PROBLEM TO SOLVE
Below are the records; collect from them each line containing the string "Blister".

►

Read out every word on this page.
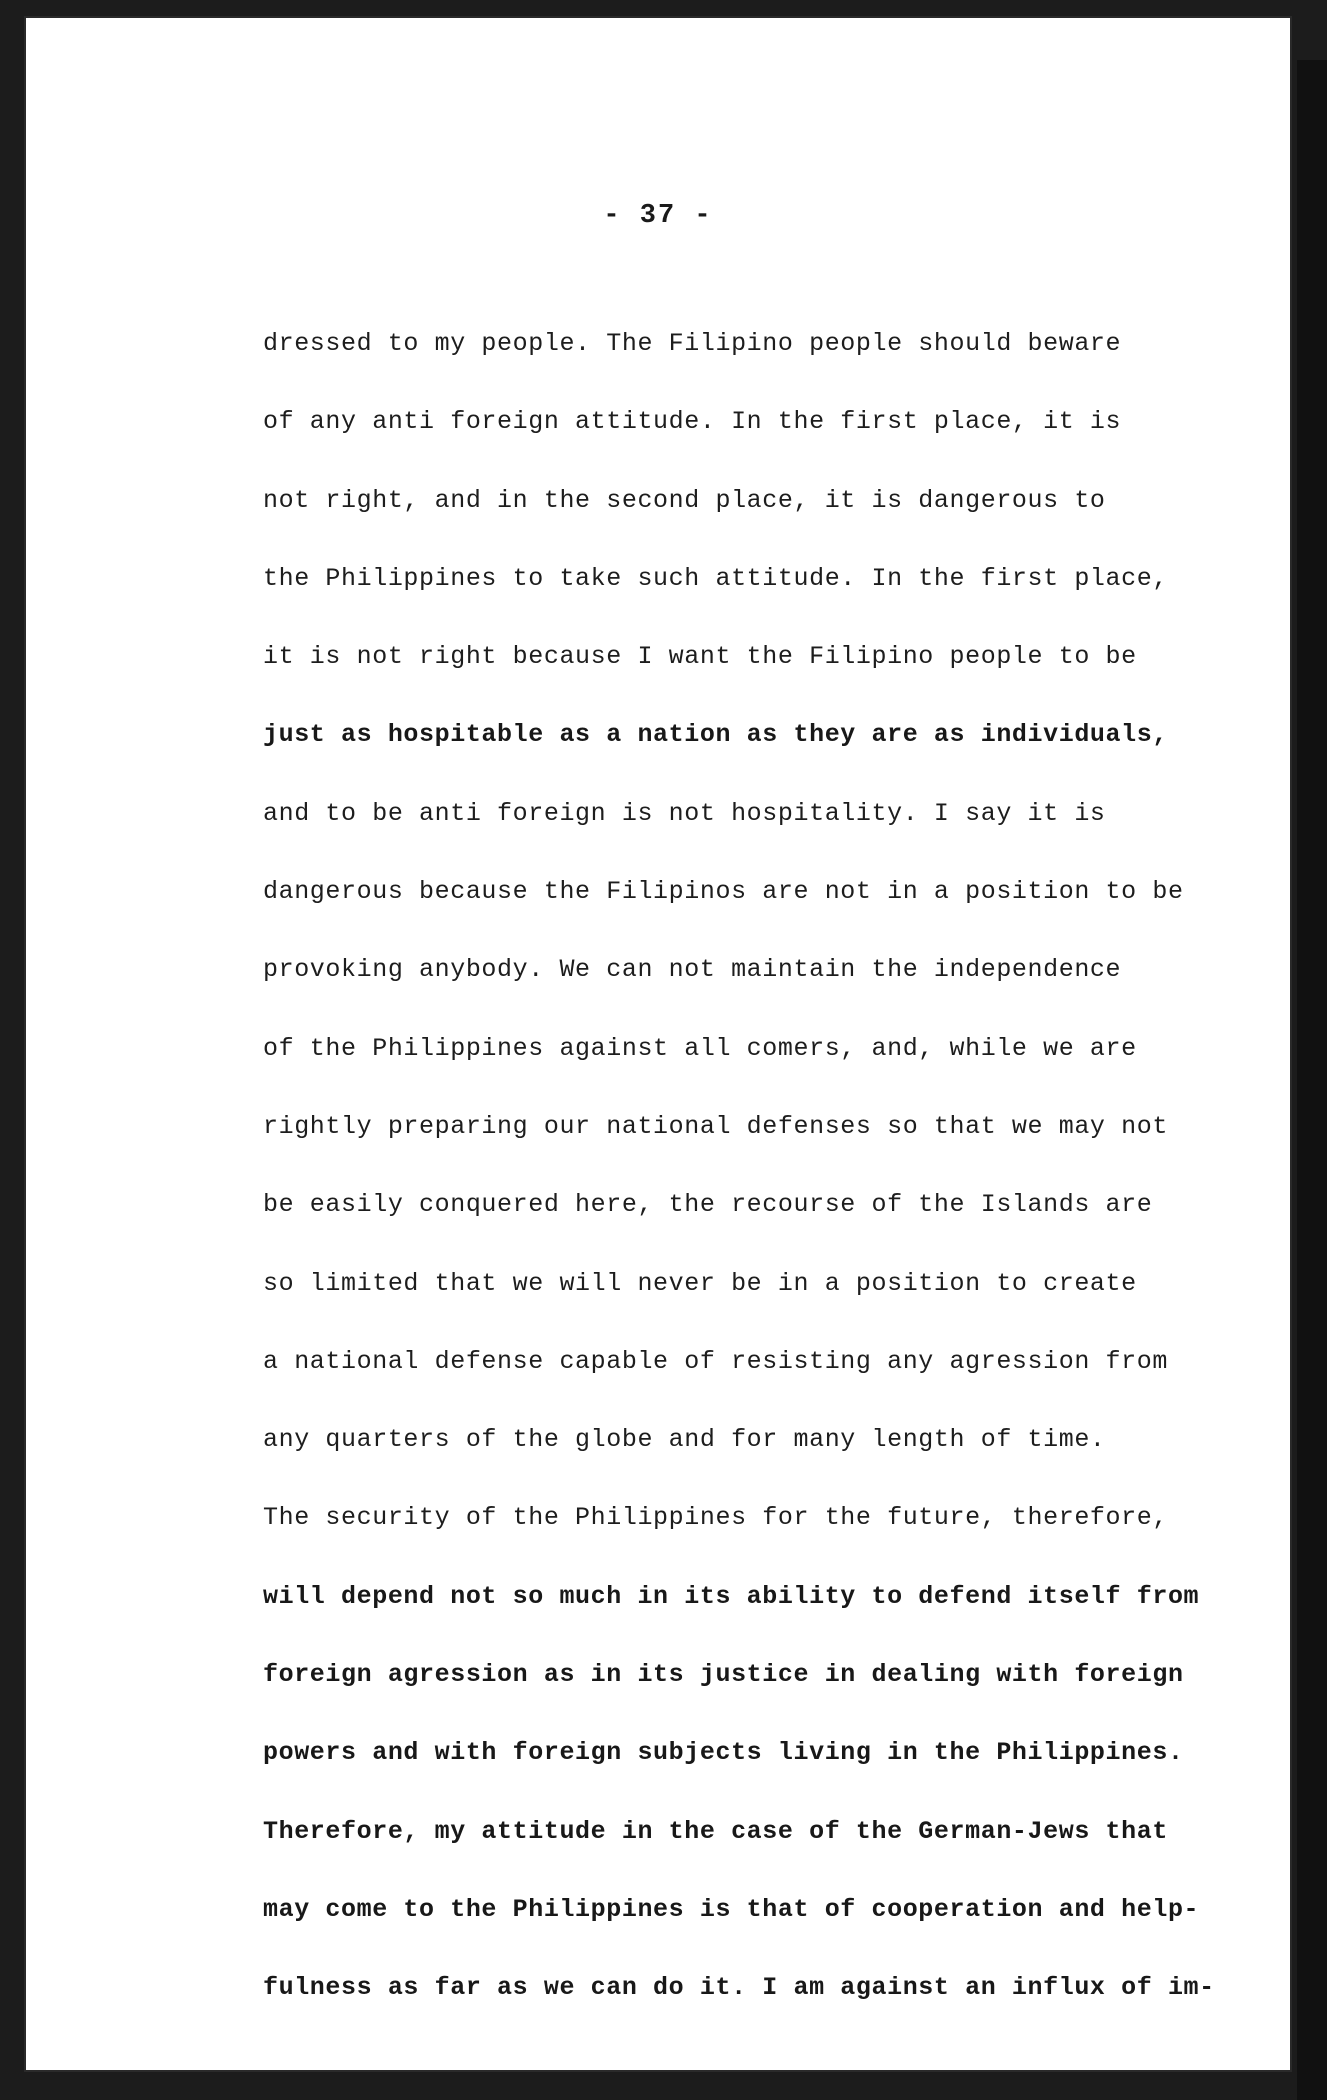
- 37 -
dressed to my people. The Filipino people should beware
of any anti foreign attitude. In the first place, it is
not right, and in the second place, it is dangerous to
the Philippines to take such attitude. In the first place,
it is not right because I want the Filipino people to be
just as hospitable as a nation as they are as individuals,
and to be anti foreign is not hospitality. I say it is
dangerous because the Filipinos are not in a position to be
provoking anybody. We can not maintain the independence
of the Philippines against all comers, and, while we are
rightly preparing our national defenses so that we may not
be easily conquered here, the recourse of the Islands are
so limited that we will never be in a position to create
a national defense capable of resisting any agression from
any quarters of the globe and for many length of time.
The security of the Philippines for the future, therefore,
will depend not so much in its ability to defend itself from
foreign agression as in its justice in dealing with foreign
powers and with foreign subjects living in the Philippines.
Therefore, my attitude in the case of the German-Jews that
may come to the Philippines is that of cooperation and help-
fulness as far as we can do it. I am against an influx of im-
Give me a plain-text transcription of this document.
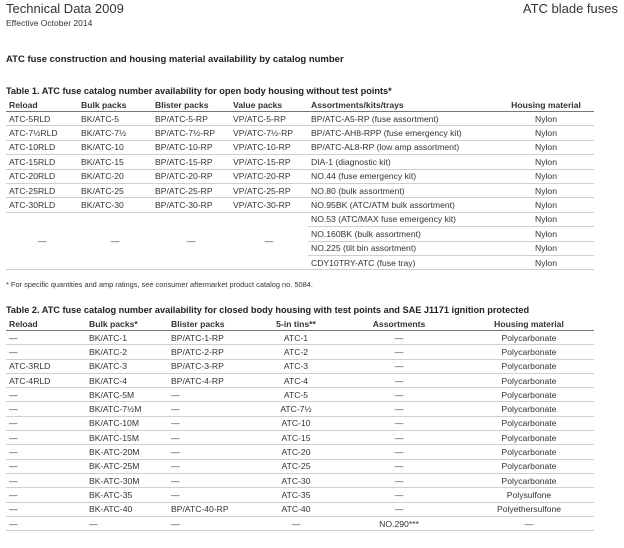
Technical Data 2009
Effective October 2014
ATC blade fuses
ATC fuse construction and housing material availability by catalog number
Table 1. ATC fuse catalog number availability for open body housing without test points*
Reload	Bulk packs	Blister packs	Value packs	Assortments/kits/trays	Housing material
ATC-5RLD	BK/ATC-5	BP/ATC-5-RP	VP/ATC-5-RP	BP/ATC-A5-RP (fuse assortment)	Nylon
ATC-7½RLD	BK/ATC-7½	BP/ATC-7½-RP	VP/ATC-7½-RP	BP/ATC-AH8-RPP (fuse emergency kit)	Nylon
ATC-10RLD	BK/ATC-10	BP/ATC-10-RP	VP/ATC-10-RP	BP/ATC-AL8-RP (low amp assortment)	Nylon
ATC-15RLD	BK/ATC-15	BP/ATC-15-RP	VP/ATC-15-RP	DIA-1 (diagnostic kit)	Nylon
ATC-20RLD	BK/ATC-20	BP/ATC-20-RP	VP/ATC-20-RP	NO.44 (fuse emergency kit)	Nylon
ATC-25RLD	BK/ATC-25	BP/ATC-25-RP	VP/ATC-25-RP	NO.80 (bulk assortment)	Nylon
ATC-30RLD	BK/ATC-30	BP/ATC-30-RP	VP/ATC-30-RP	NO.95BK (ATC/ATM bulk assortment)	Nylon
—	—	—	—	NO.53 (ATC/MAX fuse emergency kit)	Nylon
				NO.160BK (bulk assortment)	Nylon
				NO.225 (tilt bin assortment)	Nylon
				CDY10TRY-ATC (fuse tray)	Nylon
* For specific quantities and amp ratings, see consumer aftermarket product catalog no. 5084.
Table 2. ATC fuse catalog number availability for closed body housing with test points and SAE J1171 ignition protected
Reload	Bulk packs*	Blister packs	5-in tins**	Assortments	Housing material
—	BK/ATC-1	BP/ATC-1-RP	ATC-1	—	Polycarbonate
—	BK/ATC-2	BP/ATC-2-RP	ATC-2	—	Polycarbonate
ATC-3RLD	BK/ATC-3	BP/ATC-3-RP	ATC-3	—	Polycarbonate
ATC-4RLD	BK/ATC-4	BP/ATC-4-RP	ATC-4	—	Polycarbonate
—	BK/ATC-5M	—	ATC-5	—	Polycarbonate
—	BK/ATC-7½M	—	ATC-7½	—	Polycarbonate
—	BK/ATC-10M	—	ATC-10	—	Polycarbonate
—	BK/ATC-15M	—	ATC-15	—	Polycarbonate
—	BK-ATC-20M	—	ATC-20	—	Polycarbonate
—	BK-ATC-25M	—	ATC-25	—	Polycarbonate
—	BK-ATC-30M	—	ATC-30	—	Polycarbonate
—	BK-ATC-35	—	ATC-35	—	Polysulfone
—	BK-ATC-40	BP/ATC-40-RP	ATC-40	—	Polyethersulfone
—	—	—	—	NO.290***	—
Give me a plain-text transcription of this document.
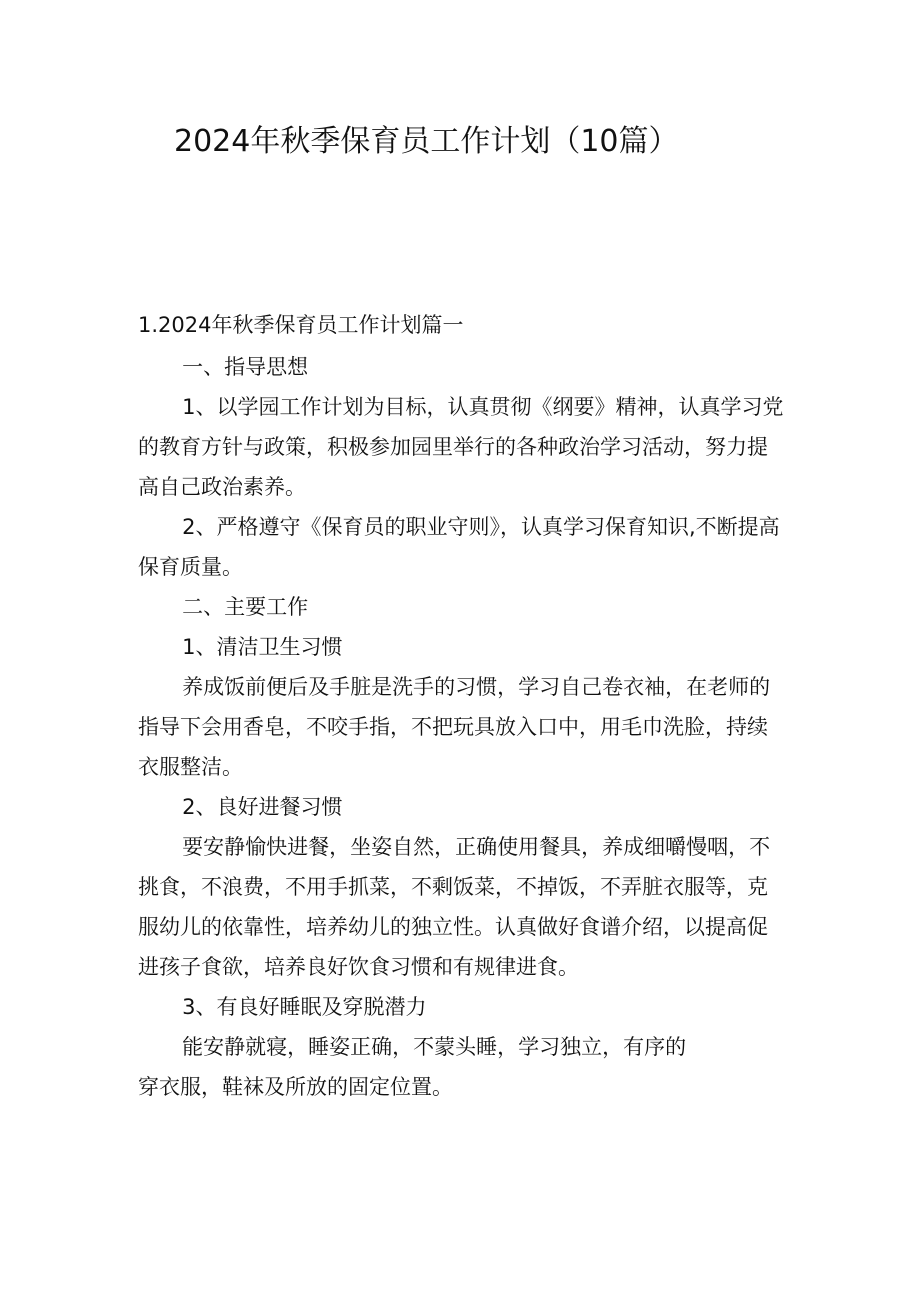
2024年秋季保育员工作计划（10篇）

1.2024年秋季保育员工作计划篇一

一、指导思想

1、以学园工作计划为目标，认真贯彻《纲要》精神，认真学习党的教育方针与政策，积极参加园里举行的各种政治学习活动，努力提高自己政治素养。

2、严格遵守《保育员的职业守则》，认真学习保育知识,不断提高保育质量。

二、主要工作

1、清洁卫生习惯

养成饭前便后及手脏是洗手的习惯，学习自己卷衣袖，在老师的指导下会用香皂，不咬手指，不把玩具放入口中，用毛巾洗脸，持续衣服整洁。

2、良好进餐习惯

要安静愉快进餐，坐姿自然，正确使用餐具，养成细嚼慢咽，不挑食，不浪费，不用手抓菜，不剩饭菜，不掉饭，不弄脏衣服等，克服幼儿的依靠性，培养幼儿的独立性。认真做好食谱介绍，以提高促进孩子食欲，培养良好饮食习惯和有规律进食。

3、有良好睡眠及穿脱潜力

能安静就寝，睡姿正确，不蒙头睡，学习独立，有序的

穿衣服，鞋袜及所放的固定位置。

◄

OUTPUT FOR THIS TASK
Reload	Bulk packs	Blister packs	Value packs	Assortments/kits/trays	Housing material
Reload	Bulk packs*	Blister packs	5-in tins**	Assortments	Housing material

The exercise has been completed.